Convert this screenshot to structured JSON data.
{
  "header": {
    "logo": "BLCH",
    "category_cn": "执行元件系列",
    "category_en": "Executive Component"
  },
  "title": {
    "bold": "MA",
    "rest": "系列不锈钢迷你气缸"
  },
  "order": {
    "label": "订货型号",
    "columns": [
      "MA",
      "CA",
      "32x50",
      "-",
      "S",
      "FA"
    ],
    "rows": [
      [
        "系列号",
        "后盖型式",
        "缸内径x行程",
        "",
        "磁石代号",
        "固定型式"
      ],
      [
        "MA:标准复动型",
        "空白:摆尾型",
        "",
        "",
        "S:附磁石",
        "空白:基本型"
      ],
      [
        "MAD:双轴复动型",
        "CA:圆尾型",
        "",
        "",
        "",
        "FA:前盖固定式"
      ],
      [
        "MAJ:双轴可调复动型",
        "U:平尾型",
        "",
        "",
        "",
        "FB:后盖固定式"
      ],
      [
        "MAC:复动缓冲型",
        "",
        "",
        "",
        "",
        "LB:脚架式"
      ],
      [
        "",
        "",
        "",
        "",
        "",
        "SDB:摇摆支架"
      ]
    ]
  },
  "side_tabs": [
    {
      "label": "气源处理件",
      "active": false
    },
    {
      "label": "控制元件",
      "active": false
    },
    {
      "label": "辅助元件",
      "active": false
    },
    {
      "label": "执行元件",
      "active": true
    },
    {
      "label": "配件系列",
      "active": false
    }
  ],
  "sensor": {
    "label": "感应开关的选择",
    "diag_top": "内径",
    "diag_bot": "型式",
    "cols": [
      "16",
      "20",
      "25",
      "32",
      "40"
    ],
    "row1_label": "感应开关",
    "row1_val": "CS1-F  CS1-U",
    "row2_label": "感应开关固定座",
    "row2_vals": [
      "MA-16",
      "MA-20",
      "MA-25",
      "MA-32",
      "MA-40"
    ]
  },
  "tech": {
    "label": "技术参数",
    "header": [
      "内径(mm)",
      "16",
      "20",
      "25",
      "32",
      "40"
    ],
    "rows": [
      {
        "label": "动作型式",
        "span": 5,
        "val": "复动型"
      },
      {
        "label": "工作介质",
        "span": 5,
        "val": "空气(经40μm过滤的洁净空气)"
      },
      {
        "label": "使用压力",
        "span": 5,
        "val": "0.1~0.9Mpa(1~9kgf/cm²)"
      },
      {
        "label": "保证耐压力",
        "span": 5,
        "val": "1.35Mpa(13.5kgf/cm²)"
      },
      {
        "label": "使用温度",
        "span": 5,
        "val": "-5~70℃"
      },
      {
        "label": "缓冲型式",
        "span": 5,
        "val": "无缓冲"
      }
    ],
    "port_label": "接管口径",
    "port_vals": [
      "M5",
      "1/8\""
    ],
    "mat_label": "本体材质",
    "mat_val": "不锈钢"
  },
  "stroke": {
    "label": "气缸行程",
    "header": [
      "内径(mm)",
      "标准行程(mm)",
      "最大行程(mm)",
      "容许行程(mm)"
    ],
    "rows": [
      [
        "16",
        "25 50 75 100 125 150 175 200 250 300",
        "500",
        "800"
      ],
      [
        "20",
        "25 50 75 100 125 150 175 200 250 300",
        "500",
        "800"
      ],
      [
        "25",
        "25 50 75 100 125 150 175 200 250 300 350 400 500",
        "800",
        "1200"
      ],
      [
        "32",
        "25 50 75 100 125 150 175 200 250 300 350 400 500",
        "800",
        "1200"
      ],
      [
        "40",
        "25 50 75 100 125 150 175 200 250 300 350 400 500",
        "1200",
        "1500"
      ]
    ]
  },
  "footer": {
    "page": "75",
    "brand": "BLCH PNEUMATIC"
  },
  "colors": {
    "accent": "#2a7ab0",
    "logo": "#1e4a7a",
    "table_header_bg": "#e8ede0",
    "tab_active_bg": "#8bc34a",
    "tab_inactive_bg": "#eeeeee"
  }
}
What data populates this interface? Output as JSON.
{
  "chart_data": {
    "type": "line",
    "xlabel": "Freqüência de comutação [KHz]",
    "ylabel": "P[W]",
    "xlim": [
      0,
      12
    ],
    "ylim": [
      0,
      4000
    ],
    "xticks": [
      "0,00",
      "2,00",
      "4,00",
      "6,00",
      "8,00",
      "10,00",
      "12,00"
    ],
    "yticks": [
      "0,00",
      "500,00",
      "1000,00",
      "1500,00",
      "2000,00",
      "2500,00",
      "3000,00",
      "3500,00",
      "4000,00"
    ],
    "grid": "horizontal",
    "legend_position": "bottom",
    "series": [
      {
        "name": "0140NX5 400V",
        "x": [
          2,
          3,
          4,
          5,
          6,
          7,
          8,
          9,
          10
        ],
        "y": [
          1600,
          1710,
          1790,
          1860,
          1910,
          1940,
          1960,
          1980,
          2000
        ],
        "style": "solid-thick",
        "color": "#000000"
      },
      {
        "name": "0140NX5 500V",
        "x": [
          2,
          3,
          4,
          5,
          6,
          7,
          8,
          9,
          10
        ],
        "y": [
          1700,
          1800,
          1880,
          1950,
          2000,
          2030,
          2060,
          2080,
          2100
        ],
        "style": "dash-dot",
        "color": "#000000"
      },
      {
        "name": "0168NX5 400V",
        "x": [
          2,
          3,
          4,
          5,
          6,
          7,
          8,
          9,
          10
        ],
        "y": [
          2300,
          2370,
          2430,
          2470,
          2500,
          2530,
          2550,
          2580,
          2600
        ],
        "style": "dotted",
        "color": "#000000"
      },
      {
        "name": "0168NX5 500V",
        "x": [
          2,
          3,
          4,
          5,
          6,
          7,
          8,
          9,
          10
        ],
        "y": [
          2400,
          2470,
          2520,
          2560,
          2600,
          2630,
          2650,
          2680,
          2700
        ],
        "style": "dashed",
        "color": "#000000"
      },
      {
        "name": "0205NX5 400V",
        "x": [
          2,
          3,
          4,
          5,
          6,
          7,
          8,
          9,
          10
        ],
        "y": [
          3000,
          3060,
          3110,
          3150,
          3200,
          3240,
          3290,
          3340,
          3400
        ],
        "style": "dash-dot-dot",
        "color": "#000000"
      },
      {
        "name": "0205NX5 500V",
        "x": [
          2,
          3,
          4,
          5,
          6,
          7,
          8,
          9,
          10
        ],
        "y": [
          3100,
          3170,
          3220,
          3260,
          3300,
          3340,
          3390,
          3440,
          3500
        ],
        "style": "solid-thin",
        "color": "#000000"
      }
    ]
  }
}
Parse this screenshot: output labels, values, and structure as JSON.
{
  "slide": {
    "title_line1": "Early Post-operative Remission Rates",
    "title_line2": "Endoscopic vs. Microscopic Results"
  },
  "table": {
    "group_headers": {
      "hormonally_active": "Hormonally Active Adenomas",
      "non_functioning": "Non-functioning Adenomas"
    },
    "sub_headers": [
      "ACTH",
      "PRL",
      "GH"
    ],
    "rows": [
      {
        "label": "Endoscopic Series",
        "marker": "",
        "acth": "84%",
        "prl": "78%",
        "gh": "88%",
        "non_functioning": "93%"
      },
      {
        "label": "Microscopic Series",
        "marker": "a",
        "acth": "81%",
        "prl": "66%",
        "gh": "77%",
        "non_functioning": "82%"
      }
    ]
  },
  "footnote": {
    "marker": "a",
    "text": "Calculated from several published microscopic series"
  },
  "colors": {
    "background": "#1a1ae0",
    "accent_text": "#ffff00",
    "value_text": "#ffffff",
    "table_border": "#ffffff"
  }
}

■ Exercise task
Reproduce the material above, every line of it, exactly.

■ Output
Convert this screenshot to structured JSON data.
{
  "header": {
    "logo": "BLCH",
    "category_cn": "执行元件系列",
    "category_en": "Executive Component"
  },
  "title": {
    "bold": "MA",
    "rest": "系列不锈钢迷你气缸"
  },
  "order": {
    "label": "订货型号",
    "columns": [
      "MA",
      "CA",
      "32x50",
      "-",
      "S",
      "FA"
    ],
    "rows": [
      [
        "系列号",
        "后盖型式",
        "缸内径x行程",
        "",
        "磁石代号",
        "固定型式"
      ],
      [
        "MA:标准复动型",
        "空白:摆尾型",
        "",
        "",
        "S:附磁石",
        "空白:基本型"
      ],
      [
        "MAD:双轴复动型",
        "CA:圆尾型",
        "",
        "",
        "",
        "FA:前盖固定式"
      ],
      [
        "MAJ:双轴可调复动型",
        "U:平尾型",
        "",
        "",
        "",
        "FB:后盖固定式"
      ],
      [
        "MAC:复动缓冲型",
        "",
        "",
        "",
        "",
        "LB:脚架式"
      ],
      [
        "",
        "",
        "",
        "",
        "",
        "SDB:摇摆支架"
      ]
    ]
  },
  "side_tabs": [
    {
      "label": "气源处理件",
      "active": false
    },
    {
      "label": "控制元件",
      "active": false
    },
    {
      "label": "辅助元件",
      "active": false
    },
    {
      "label": "执行元件",
      "active": true
    },
    {
      "label": "配件系列",
      "active": false
    }
  ],
  "sensor": {
    "label": "感应开关的选择",
    "diag_top": "内径",
    "diag_bot": "型式",
    "cols": [
      "16",
      "20",
      "25",
      "32",
      "40"
    ],
    "row1_label": "感应开关",
    "row1_val": "CS1-F  CS1-U",
    "row2_label": "感应开关固定座",
    "row2_vals": [
      "MA-16",
      "MA-20",
      "MA-25",
      "MA-32",
      "MA-40"
    ]
  },
  "tech": {
    "label": "技术参数",
    "header": [
      "内径(mm)",
      "16",
      "20",
      "25",
      "32",
      "40"
    ],
    "rows": [
      {
        "label": "动作型式",
        "span": 5,
        "val": "复动型"
      },
      {
        "label": "工作介质",
        "span": 5,
        "val": "空气(经40μm过滤的洁净空气)"
      },
      {
        "label": "使用压力",
        "span": 5,
        "val": "0.1~0.9Mpa(1~9kgf/cm²)"
      },
      {
        "label": "保证耐压力",
        "span": 5,
        "val": "1.35Mpa(13.5kgf/cm²)"
      },
      {
        "label": "使用温度",
        "span": 5,
        "val": "-5~70℃"
      },
      {
        "label": "缓冲型式",
        "span": 5,
        "val": "无缓冲"
      }
    ],
    "port_label": "接管口径",
    "port_vals": [
      "M5",
      "1/8\""
    ],
    "mat_label": "本体材质",
    "mat_val": "不锈钢"
  },
  "stroke": {
    "label": "气缸行程",
    "header": [
      "内径(mm)",
      "标准行程(mm)",
      "最大行程(mm)",
      "容许行程(mm)"
    ],
    "rows": [
      [
        "16",
        "25 50 75 100 125 150 175 200 250 300",
        "500",
        "800"
      ],
      [
        "20",
        "25 50 75 100 125 150 175 200 250 300",
        "500",
        "800"
      ],
      [
        "25",
        "25 50 75 100 125 150 175 200 250 300 350 400 500",
        "800",
        "1200"
      ],
      [
        "32",
        "25 50 75 100 125 150 175 200 250 300 350 400 500",
        "800",
        "1200"
      ],
      [
        "40",
        "25 50 75 100 125 150 175 200 250 300 350 400 500",
        "1200",
        "1500"
      ]
    ]
  },
  "footer": {
    "page": "75",
    "brand": "BLCH PNEUMATIC"
  },
  "colors": {
    "accent": "#2a7ab0",
    "logo": "#1e4a7a",
    "table_header_bg": "#e8ede0",
    "tab_active_bg": "#8bc34a",
    "tab_inactive_bg": "#eeeeee"
  }
}
What data populates this interface? Output as JSON.
{
  "chart_data": {
    "type": "line",
    "xlabel": "Freqüência de comutação [KHz]",
    "ylabel": "P[W]",
    "xlim": [
      0,
      12
    ],
    "ylim": [
      0,
      4000
    ],
    "xticks": [
      "0,00",
      "2,00",
      "4,00",
      "6,00",
      "8,00",
      "10,00",
      "12,00"
    ],
    "yticks": [
      "0,00",
      "500,00",
      "1000,00",
      "1500,00",
      "2000,00",
      "2500,00",
      "3000,00",
      "3500,00",
      "4000,00"
    ],
    "grid": "horizontal",
    "legend_position": "bottom",
    "series": [
      {
        "name": "0140NX5 400V",
        "x": [
          2,
          3,
          4,
          5,
          6,
          7,
          8,
          9,
          10
        ],
        "y": [
          1600,
          1710,
          1790,
          1860,
          1910,
          1940,
          1960,
          1980,
          2000
        ],
        "style": "solid-thick",
        "color": "#000000"
      },
      {
        "name": "0140NX5 500V",
        "x": [
          2,
          3,
          4,
          5,
          6,
          7,
          8,
          9,
          10
        ],
        "y": [
          1700,
          1800,
          1880,
          1950,
          2000,
          2030,
          2060,
          2080,
          2100
        ],
        "style": "dash-dot",
        "color": "#000000"
      },
      {
        "name": "0168NX5 400V",
        "x": [
          2,
          3,
          4,
          5,
          6,
          7,
          8,
          9,
          10
        ],
        "y": [
          2300,
          2370,
          2430,
          2470,
          2500,
          2530,
          2550,
          2580,
          2600
        ],
        "style": "dotted",
        "color": "#000000"
      },
      {
        "name": "0168NX5 500V",
        "x": [
          2,
          3,
          4,
          5,
          6,
          7,
          8,
          9,
          10
        ],
        "y": [
          2400,
          2470,
          2520,
          2560,
          2600,
          2630,
          2650,
          2680,
          2700
        ],
        "style": "dashed",
        "color": "#000000"
      },
      {
        "name": "0205NX5 400V",
        "x": [
          2,
          3,
          4,
          5,
          6,
          7,
          8,
          9,
          10
        ],
        "y": [
          3000,
          3060,
          3110,
          3150,
          3200,
          3240,
          3290,
          3340,
          3400
        ],
        "style": "dash-dot-dot",
        "color": "#000000"
      },
      {
        "name": "0205NX5 500V",
        "x": [
          2,
          3,
          4,
          5,
          6,
          7,
          8,
          9,
          10
        ],
        "y": [
          3100,
          3170,
          3220,
          3260,
          3300,
          3340,
          3390,
          3440,
          3500
        ],
        "style": "solid-thin",
        "color": "#000000"
      }
    ]
  }
}
Parse this screenshot: output labels, values, and structure as JSON.
{
  "slide": {
    "title_line1": "Early Post-operative Remission Rates",
    "title_line2": "Endoscopic vs. Microscopic Results"
  },
  "table": {
    "group_headers": {
      "hormonally_active": "Hormonally Active Adenomas",
      "non_functioning": "Non-functioning Adenomas"
    },
    "sub_headers": [
      "ACTH",
      "PRL",
      "GH"
    ],
    "rows": [
      {
        "label": "Endoscopic Series",
        "marker": "",
        "acth": "84%",
        "prl": "78%",
        "gh": "88%",
        "non_functioning": "93%"
      },
      {
        "label": "Microscopic Series",
        "marker": "a",
        "acth": "81%",
        "prl": "66%",
        "gh": "77%",
        "non_functioning": "82%"
      }
    ]
  },
  "footnote": {
    "marker": "a",
    "text": "Calculated from several published microscopic series"
  },
  "colors": {
    "background": "#1a1ae0",
    "accent_text": "#ffff00",
    "value_text": "#ffffff",
    "table_border": "#ffffff"
  }
}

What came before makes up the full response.